-- Records for this task start --
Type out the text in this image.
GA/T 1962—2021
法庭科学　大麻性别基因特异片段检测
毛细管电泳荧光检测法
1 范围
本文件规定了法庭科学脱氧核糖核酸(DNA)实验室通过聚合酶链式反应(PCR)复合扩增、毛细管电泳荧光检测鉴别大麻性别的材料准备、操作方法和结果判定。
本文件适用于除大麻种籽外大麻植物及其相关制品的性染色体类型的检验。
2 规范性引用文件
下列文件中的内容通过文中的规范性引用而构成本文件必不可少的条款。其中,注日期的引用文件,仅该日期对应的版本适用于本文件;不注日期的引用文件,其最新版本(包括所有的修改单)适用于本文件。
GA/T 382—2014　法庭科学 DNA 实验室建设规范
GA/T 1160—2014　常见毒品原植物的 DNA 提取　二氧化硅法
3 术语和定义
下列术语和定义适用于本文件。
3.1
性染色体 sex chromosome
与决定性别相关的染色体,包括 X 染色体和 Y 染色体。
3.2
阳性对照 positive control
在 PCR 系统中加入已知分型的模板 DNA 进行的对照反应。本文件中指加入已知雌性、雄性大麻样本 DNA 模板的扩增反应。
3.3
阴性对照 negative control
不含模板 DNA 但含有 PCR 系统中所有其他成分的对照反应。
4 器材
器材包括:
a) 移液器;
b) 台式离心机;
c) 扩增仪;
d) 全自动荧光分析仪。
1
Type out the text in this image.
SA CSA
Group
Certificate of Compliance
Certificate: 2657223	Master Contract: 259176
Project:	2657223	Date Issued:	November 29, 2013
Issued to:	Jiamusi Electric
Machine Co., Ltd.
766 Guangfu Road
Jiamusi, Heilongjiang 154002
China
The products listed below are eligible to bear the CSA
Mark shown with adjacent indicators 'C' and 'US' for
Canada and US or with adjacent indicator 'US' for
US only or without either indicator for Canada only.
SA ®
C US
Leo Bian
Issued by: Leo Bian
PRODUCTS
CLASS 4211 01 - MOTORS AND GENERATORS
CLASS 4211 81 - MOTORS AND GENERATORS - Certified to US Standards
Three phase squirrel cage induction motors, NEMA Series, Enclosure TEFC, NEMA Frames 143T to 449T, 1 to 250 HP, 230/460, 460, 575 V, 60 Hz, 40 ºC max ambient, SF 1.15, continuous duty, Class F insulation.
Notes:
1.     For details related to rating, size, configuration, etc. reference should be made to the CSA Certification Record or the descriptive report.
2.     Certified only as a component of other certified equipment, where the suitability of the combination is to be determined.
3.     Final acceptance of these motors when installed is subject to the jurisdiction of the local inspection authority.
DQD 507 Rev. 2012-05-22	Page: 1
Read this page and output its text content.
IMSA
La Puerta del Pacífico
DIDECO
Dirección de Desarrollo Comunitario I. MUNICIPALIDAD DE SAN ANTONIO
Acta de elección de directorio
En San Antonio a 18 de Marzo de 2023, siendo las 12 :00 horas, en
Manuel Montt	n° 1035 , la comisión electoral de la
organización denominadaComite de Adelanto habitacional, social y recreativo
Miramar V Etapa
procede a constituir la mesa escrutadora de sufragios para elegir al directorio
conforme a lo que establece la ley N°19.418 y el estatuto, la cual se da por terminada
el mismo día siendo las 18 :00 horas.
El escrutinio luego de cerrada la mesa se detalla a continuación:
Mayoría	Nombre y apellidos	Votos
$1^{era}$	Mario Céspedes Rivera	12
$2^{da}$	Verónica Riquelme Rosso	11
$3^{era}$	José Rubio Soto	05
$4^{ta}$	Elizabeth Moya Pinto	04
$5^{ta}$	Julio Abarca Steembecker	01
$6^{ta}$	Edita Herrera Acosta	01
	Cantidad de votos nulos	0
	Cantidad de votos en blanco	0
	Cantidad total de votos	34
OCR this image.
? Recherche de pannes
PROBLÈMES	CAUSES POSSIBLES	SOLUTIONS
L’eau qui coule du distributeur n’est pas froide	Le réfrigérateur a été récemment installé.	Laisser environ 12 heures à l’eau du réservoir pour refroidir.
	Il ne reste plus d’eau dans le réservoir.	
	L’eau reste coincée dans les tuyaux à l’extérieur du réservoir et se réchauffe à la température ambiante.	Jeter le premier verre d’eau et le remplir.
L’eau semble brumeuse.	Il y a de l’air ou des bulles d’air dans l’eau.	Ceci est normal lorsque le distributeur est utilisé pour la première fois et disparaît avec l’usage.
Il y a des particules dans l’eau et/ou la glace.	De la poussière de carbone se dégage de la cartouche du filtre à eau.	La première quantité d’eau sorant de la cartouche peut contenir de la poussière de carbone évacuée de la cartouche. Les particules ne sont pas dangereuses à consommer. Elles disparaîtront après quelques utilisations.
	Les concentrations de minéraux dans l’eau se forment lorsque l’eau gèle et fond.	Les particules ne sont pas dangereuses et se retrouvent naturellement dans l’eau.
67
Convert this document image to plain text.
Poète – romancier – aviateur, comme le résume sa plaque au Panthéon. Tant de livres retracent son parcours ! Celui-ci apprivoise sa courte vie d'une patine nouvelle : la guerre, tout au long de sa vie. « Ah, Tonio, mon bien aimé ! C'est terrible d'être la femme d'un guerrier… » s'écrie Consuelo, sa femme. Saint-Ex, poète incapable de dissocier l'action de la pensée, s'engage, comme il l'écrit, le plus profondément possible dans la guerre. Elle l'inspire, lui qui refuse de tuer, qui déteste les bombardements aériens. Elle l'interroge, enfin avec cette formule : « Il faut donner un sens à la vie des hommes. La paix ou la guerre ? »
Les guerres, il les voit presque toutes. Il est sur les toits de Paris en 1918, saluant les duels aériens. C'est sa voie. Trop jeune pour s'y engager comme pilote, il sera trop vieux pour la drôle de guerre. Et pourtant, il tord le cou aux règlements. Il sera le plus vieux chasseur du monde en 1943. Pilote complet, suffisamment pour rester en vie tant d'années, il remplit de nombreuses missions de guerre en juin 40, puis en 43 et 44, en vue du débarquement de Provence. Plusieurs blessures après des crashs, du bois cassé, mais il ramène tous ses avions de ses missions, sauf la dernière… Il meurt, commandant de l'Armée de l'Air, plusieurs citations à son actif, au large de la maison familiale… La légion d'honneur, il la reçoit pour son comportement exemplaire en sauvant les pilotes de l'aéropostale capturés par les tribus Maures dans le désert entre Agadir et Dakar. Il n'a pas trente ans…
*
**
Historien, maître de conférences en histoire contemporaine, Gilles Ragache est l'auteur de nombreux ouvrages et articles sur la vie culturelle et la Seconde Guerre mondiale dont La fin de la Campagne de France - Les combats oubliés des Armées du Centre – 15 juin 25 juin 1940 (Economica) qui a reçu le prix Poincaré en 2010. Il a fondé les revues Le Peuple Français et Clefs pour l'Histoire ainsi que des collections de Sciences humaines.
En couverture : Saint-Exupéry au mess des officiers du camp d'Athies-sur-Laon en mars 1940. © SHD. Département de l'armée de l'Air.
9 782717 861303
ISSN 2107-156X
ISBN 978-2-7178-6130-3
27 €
-- Records for this task end --
Repeat the data exactly. Leave nothing out.

Type out the text in this image.
GA/T 1962—2021
法庭科学　大麻性别基因特异片段检测
毛细管电泳荧光检测法
1 范围
本文件规定了法庭科学脱氧核糖核酸(DNA)实验室通过聚合酶链式反应(PCR)复合扩增、毛细管电泳荧光检测鉴别大麻性别的材料准备、操作方法和结果判定。
本文件适用于除大麻种籽外大麻植物及其相关制品的性染色体类型的检验。
2 规范性引用文件
下列文件中的内容通过文中的规范性引用而构成本文件必不可少的条款。其中,注日期的引用文件,仅该日期对应的版本适用于本文件;不注日期的引用文件,其最新版本(包括所有的修改单)适用于本文件。
GA/T 382—2014　法庭科学 DNA 实验室建设规范
GA/T 1160—2014　常见毒品原植物的 DNA 提取　二氧化硅法
3 术语和定义
下列术语和定义适用于本文件。
3.1
性染色体 sex chromosome
与决定性别相关的染色体,包括 X 染色体和 Y 染色体。
3.2
阳性对照 positive control
在 PCR 系统中加入已知分型的模板 DNA 进行的对照反应。本文件中指加入已知雌性、雄性大麻样本 DNA 模板的扩增反应。
3.3
阴性对照 negative control
不含模板 DNA 但含有 PCR 系统中所有其他成分的对照反应。
4 器材
器材包括:
a) 移液器;
b) 台式离心机;
c) 扩增仪;
d) 全自动荧光分析仪。
1
Type out the text in this image.
SA CSA
Group
Certificate of Compliance
Certificate: 2657223	Master Contract: 259176
Project:	2657223	Date Issued:	November 29, 2013
Issued to:	Jiamusi Electric
Machine Co., Ltd.
766 Guangfu Road
Jiamusi, Heilongjiang 154002
China
The products listed below are eligible to bear the CSA
Mark shown with adjacent indicators 'C' and 'US' for
Canada and US or with adjacent indicator 'US' for
US only or without either indicator for Canada only.
SA ®
C US
Leo Bian
Issued by: Leo Bian
PRODUCTS
CLASS 4211 01 - MOTORS AND GENERATORS
CLASS 4211 81 - MOTORS AND GENERATORS - Certified to US Standards
Three phase squirrel cage induction motors, NEMA Series, Enclosure TEFC, NEMA Frames 143T to 449T, 1 to 250 HP, 230/460, 460, 575 V, 60 Hz, 40 ºC max ambient, SF 1.15, continuous duty, Class F insulation.
Notes:
1.     For details related to rating, size, configuration, etc. reference should be made to the CSA Certification Record or the descriptive report.
2.     Certified only as a component of other certified equipment, where the suitability of the combination is to be determined.
3.     Final acceptance of these motors when installed is subject to the jurisdiction of the local inspection authority.
DQD 507 Rev. 2012-05-22	Page: 1
Read this page and output its text content.
IMSA
La Puerta del Pacífico
DIDECO
Dirección de Desarrollo Comunitario I. MUNICIPALIDAD DE SAN ANTONIO
Acta de elección de directorio
En San Antonio a 18 de Marzo de 2023, siendo las 12 :00 horas, en
Manuel Montt	n° 1035 , la comisión electoral de la
organización denominadaComite de Adelanto habitacional, social y recreativo
Miramar V Etapa
procede a constituir la mesa escrutadora de sufragios para elegir al directorio
conforme a lo que establece la ley N°19.418 y el estatuto, la cual se da por terminada
el mismo día siendo las 18 :00 horas.
El escrutinio luego de cerrada la mesa se detalla a continuación:
Mayoría	Nombre y apellidos	Votos
$1^{era}$	Mario Céspedes Rivera	12
$2^{da}$	Verónica Riquelme Rosso	11
$3^{era}$	José Rubio Soto	05
$4^{ta}$	Elizabeth Moya Pinto	04
$5^{ta}$	Julio Abarca Steembecker	01
$6^{ta}$	Edita Herrera Acosta	01
	Cantidad de votos nulos	0
	Cantidad de votos en blanco	0
	Cantidad total de votos	34
OCR this image.
? Recherche de pannes
PROBLÈMES	CAUSES POSSIBLES	SOLUTIONS
L’eau qui coule du distributeur n’est pas froide	Le réfrigérateur a été récemment installé.	Laisser environ 12 heures à l’eau du réservoir pour refroidir.
	Il ne reste plus d’eau dans le réservoir.	
	L’eau reste coincée dans les tuyaux à l’extérieur du réservoir et se réchauffe à la température ambiante.	Jeter le premier verre d’eau et le remplir.
L’eau semble brumeuse.	Il y a de l’air ou des bulles d’air dans l’eau.	Ceci est normal lorsque le distributeur est utilisé pour la première fois et disparaît avec l’usage.
Il y a des particules dans l’eau et/ou la glace.	De la poussière de carbone se dégage de la cartouche du filtre à eau.	La première quantité d’eau sorant de la cartouche peut contenir de la poussière de carbone évacuée de la cartouche. Les particules ne sont pas dangereuses à consommer. Elles disparaîtront après quelques utilisations.
	Les concentrations de minéraux dans l’eau se forment lorsque l’eau gèle et fond.	Les particules ne sont pas dangereuses et se retrouvent naturellement dans l’eau.
67
Convert this document image to plain text.
Poète – romancier – aviateur, comme le résume sa plaque au Panthéon. Tant de livres retracent son parcours ! Celui-ci apprivoise sa courte vie d'une patine nouvelle : la guerre, tout au long de sa vie. « Ah, Tonio, mon bien aimé ! C'est terrible d'être la femme d'un guerrier… » s'écrie Consuelo, sa femme. Saint-Ex, poète incapable de dissocier l'action de la pensée, s'engage, comme il l'écrit, le plus profondément possible dans la guerre. Elle l'inspire, lui qui refuse de tuer, qui déteste les bombardements aériens. Elle l'interroge, enfin avec cette formule : « Il faut donner un sens à la vie des hommes. La paix ou la guerre ? »
Les guerres, il les voit presque toutes. Il est sur les toits de Paris en 1918, saluant les duels aériens. C'est sa voie. Trop jeune pour s'y engager comme pilote, il sera trop vieux pour la drôle de guerre. Et pourtant, il tord le cou aux règlements. Il sera le plus vieux chasseur du monde en 1943. Pilote complet, suffisamment pour rester en vie tant d'années, il remplit de nombreuses missions de guerre en juin 40, puis en 43 et 44, en vue du débarquement de Provence. Plusieurs blessures après des crashs, du bois cassé, mais il ramène tous ses avions de ses missions, sauf la dernière… Il meurt, commandant de l'Armée de l'Air, plusieurs citations à son actif, au large de la maison familiale… La légion d'honneur, il la reçoit pour son comportement exemplaire en sauvant les pilotes de l'aéropostale capturés par les tribus Maures dans le désert entre Agadir et Dakar. Il n'a pas trente ans…
*
**
Historien, maître de conférences en histoire contemporaine, Gilles Ragache est l'auteur de nombreux ouvrages et articles sur la vie culturelle et la Seconde Guerre mondiale dont La fin de la Campagne de France - Les combats oubliés des Armées du Centre – 15 juin 25 juin 1940 (Economica) qui a reçu le prix Poincaré en 2010. Il a fondé les revues Le Peuple Français et Clefs pour l'Histoire ainsi que des collections de Sciences humaines.
En couverture : Saint-Exupéry au mess des officiers du camp d'Athies-sur-Laon en mars 1940. © SHD. Département de l'armée de l'Air.
9 782717 861303
ISSN 2107-156X
ISBN 978-2-7178-6130-3
27 €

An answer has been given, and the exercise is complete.